_Task statement:_
Set down the material once more, exactly as it appears.

_Record list:_
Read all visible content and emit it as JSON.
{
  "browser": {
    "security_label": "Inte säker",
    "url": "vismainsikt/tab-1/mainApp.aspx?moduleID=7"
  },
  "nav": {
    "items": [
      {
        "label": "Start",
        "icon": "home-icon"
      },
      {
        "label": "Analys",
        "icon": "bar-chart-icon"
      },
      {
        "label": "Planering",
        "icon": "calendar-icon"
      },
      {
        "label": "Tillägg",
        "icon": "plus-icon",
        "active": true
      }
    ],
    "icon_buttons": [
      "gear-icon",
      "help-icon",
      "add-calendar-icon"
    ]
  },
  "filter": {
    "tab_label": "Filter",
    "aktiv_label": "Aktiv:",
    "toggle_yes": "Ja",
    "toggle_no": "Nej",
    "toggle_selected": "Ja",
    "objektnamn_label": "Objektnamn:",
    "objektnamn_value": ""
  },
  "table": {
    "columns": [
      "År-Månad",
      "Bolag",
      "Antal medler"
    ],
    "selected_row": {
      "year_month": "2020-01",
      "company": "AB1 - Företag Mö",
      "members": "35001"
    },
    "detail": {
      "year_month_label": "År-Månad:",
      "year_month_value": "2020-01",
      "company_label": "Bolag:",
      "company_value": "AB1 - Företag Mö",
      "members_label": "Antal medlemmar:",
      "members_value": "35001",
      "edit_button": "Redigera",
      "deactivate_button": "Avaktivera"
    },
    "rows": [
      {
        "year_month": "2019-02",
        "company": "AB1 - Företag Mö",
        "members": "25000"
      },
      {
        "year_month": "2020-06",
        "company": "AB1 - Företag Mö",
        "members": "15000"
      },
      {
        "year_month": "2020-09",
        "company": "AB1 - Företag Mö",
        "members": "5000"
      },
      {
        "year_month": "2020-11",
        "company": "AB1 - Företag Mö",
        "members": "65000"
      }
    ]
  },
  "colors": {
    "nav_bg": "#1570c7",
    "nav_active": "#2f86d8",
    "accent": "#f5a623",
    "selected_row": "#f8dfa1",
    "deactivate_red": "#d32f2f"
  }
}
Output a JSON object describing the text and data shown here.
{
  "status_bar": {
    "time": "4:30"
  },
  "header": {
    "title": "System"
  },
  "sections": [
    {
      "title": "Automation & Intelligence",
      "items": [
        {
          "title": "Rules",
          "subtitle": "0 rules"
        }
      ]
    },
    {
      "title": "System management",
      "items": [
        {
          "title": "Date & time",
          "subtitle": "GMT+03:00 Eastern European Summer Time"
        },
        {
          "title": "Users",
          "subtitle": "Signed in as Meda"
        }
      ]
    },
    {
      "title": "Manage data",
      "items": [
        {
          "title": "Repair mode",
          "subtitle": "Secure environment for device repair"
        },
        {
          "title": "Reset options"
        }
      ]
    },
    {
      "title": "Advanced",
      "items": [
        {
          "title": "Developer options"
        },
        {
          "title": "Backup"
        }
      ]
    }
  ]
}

_Written solution:_
Read all visible content and emit it as JSON.
{
  "browser": {
    "security_label": "Inte säker",
    "url": "vismainsikt/tab-1/mainApp.aspx?moduleID=7"
  },
  "nav": {
    "items": [
      {
        "label": "Start",
        "icon": "home-icon"
      },
      {
        "label": "Analys",
        "icon": "bar-chart-icon"
      },
      {
        "label": "Planering",
        "icon": "calendar-icon"
      },
      {
        "label": "Tillägg",
        "icon": "plus-icon",
        "active": true
      }
    ],
    "icon_buttons": [
      "gear-icon",
      "help-icon",
      "add-calendar-icon"
    ]
  },
  "filter": {
    "tab_label": "Filter",
    "aktiv_label": "Aktiv:",
    "toggle_yes": "Ja",
    "toggle_no": "Nej",
    "toggle_selected": "Ja",
    "objektnamn_label": "Objektnamn:",
    "objektnamn_value": ""
  },
  "table": {
    "columns": [
      "År-Månad",
      "Bolag",
      "Antal medler"
    ],
    "selected_row": {
      "year_month": "2020-01",
      "company": "AB1 - Företag Mö",
      "members": "35001"
    },
    "detail": {
      "year_month_label": "År-Månad:",
      "year_month_value": "2020-01",
      "company_label": "Bolag:",
      "company_value": "AB1 - Företag Mö",
      "members_label": "Antal medlemmar:",
      "members_value": "35001",
      "edit_button": "Redigera",
      "deactivate_button": "Avaktivera"
    },
    "rows": [
      {
        "year_month": "2019-02",
        "company": "AB1 - Företag Mö",
        "members": "25000"
      },
      {
        "year_month": "2020-06",
        "company": "AB1 - Företag Mö",
        "members": "15000"
      },
      {
        "year_month": "2020-09",
        "company": "AB1 - Företag Mö",
        "members": "5000"
      },
      {
        "year_month": "2020-11",
        "company": "AB1 - Företag Mö",
        "members": "65000"
      }
    ]
  },
  "colors": {
    "nav_bg": "#1570c7",
    "nav_active": "#2f86d8",
    "accent": "#f5a623",
    "selected_row": "#f8dfa1",
    "deactivate_red": "#d32f2f"
  }
}
Output a JSON object describing the text and data shown here.
{
  "status_bar": {
    "time": "4:30"
  },
  "header": {
    "title": "System"
  },
  "sections": [
    {
      "title": "Automation & Intelligence",
      "items": [
        {
          "title": "Rules",
          "subtitle": "0 rules"
        }
      ]
    },
    {
      "title": "System management",
      "items": [
        {
          "title": "Date & time",
          "subtitle": "GMT+03:00 Eastern European Summer Time"
        },
        {
          "title": "Users",
          "subtitle": "Signed in as Meda"
        }
      ]
    },
    {
      "title": "Manage data",
      "items": [
        {
          "title": "Repair mode",
          "subtitle": "Secure environment for device repair"
        },
        {
          "title": "Reset options"
        }
      ]
    },
    {
      "title": "Advanced",
      "items": [
        {
          "title": "Developer options"
        },
        {
          "title": "Backup"
        }
      ]
    }
  ]
}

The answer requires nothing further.